◆ WRITTEN INSTRUCTION
Look at the entries below and reproduce them exactly.

[Records excerpted from a collection]
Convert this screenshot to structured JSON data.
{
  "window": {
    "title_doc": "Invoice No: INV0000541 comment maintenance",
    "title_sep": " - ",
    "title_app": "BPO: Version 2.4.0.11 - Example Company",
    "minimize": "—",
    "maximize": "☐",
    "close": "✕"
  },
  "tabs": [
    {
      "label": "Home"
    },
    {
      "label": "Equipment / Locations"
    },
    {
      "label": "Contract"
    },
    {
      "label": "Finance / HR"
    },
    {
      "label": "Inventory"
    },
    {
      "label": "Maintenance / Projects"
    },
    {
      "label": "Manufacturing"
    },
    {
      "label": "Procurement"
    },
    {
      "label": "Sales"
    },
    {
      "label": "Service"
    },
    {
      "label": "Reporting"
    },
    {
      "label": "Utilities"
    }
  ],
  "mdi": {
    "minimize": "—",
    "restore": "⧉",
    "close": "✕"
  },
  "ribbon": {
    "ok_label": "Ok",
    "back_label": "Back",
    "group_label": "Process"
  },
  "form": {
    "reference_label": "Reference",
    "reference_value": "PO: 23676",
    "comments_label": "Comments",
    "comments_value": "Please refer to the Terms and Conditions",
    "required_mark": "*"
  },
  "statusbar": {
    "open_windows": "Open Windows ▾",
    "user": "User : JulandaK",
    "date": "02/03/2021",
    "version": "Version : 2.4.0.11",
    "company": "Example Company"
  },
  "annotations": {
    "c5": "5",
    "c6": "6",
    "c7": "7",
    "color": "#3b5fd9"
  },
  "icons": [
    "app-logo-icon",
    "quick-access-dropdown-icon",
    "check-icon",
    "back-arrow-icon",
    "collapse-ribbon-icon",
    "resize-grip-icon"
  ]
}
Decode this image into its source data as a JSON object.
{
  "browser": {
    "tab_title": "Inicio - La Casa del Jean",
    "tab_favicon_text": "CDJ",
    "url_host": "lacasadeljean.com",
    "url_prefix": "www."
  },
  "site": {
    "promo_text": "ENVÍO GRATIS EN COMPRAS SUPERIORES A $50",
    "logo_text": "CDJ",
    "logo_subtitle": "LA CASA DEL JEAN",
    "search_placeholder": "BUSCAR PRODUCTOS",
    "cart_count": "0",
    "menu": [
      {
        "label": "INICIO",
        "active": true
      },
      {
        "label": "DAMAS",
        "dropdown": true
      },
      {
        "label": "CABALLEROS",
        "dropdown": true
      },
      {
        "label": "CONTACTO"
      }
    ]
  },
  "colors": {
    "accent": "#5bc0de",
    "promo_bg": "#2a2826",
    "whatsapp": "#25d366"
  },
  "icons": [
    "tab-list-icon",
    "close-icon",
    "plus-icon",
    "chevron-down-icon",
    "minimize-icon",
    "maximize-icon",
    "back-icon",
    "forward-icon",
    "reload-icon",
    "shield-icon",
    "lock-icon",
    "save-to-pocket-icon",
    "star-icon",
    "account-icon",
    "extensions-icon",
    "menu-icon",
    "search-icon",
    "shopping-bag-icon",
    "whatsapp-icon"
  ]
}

◆ RESPONSE TO THE EXERCISE
Convert this screenshot to structured JSON data.
{
  "window": {
    "title_doc": "Invoice No: INV0000541 comment maintenance",
    "title_sep": " - ",
    "title_app": "BPO: Version 2.4.0.11 - Example Company",
    "minimize": "—",
    "maximize": "☐",
    "close": "✕"
  },
  "tabs": [
    {
      "label": "Home"
    },
    {
      "label": "Equipment / Locations"
    },
    {
      "label": "Contract"
    },
    {
      "label": "Finance / HR"
    },
    {
      "label": "Inventory"
    },
    {
      "label": "Maintenance / Projects"
    },
    {
      "label": "Manufacturing"
    },
    {
      "label": "Procurement"
    },
    {
      "label": "Sales"
    },
    {
      "label": "Service"
    },
    {
      "label": "Reporting"
    },
    {
      "label": "Utilities"
    }
  ],
  "mdi": {
    "minimize": "—",
    "restore": "⧉",
    "close": "✕"
  },
  "ribbon": {
    "ok_label": "Ok",
    "back_label": "Back",
    "group_label": "Process"
  },
  "form": {
    "reference_label": "Reference",
    "reference_value": "PO: 23676",
    "comments_label": "Comments",
    "comments_value": "Please refer to the Terms and Conditions",
    "required_mark": "*"
  },
  "statusbar": {
    "open_windows": "Open Windows ▾",
    "user": "User : JulandaK",
    "date": "02/03/2021",
    "version": "Version : 2.4.0.11",
    "company": "Example Company"
  },
  "annotations": {
    "c5": "5",
    "c6": "6",
    "c7": "7",
    "color": "#3b5fd9"
  },
  "icons": [
    "app-logo-icon",
    "quick-access-dropdown-icon",
    "check-icon",
    "back-arrow-icon",
    "collapse-ribbon-icon",
    "resize-grip-icon"
  ]
}
Decode this image into its source data as a JSON object.
{
  "browser": {
    "tab_title": "Inicio - La Casa del Jean",
    "tab_favicon_text": "CDJ",
    "url_host": "lacasadeljean.com",
    "url_prefix": "www."
  },
  "site": {
    "promo_text": "ENVÍO GRATIS EN COMPRAS SUPERIORES A $50",
    "logo_text": "CDJ",
    "logo_subtitle": "LA CASA DEL JEAN",
    "search_placeholder": "BUSCAR PRODUCTOS",
    "cart_count": "0",
    "menu": [
      {
        "label": "INICIO",
        "active": true
      },
      {
        "label": "DAMAS",
        "dropdown": true
      },
      {
        "label": "CABALLEROS",
        "dropdown": true
      },
      {
        "label": "CONTACTO"
      }
    ]
  },
  "colors": {
    "accent": "#5bc0de",
    "promo_bg": "#2a2826",
    "whatsapp": "#25d366"
  },
  "icons": [
    "tab-list-icon",
    "close-icon",
    "plus-icon",
    "chevron-down-icon",
    "minimize-icon",
    "maximize-icon",
    "back-icon",
    "forward-icon",
    "reload-icon",
    "shield-icon",
    "lock-icon",
    "save-to-pocket-icon",
    "star-icon",
    "account-icon",
    "extensions-icon",
    "menu-icon",
    "search-icon",
    "shopping-bag-icon",
    "whatsapp-icon"
  ]
}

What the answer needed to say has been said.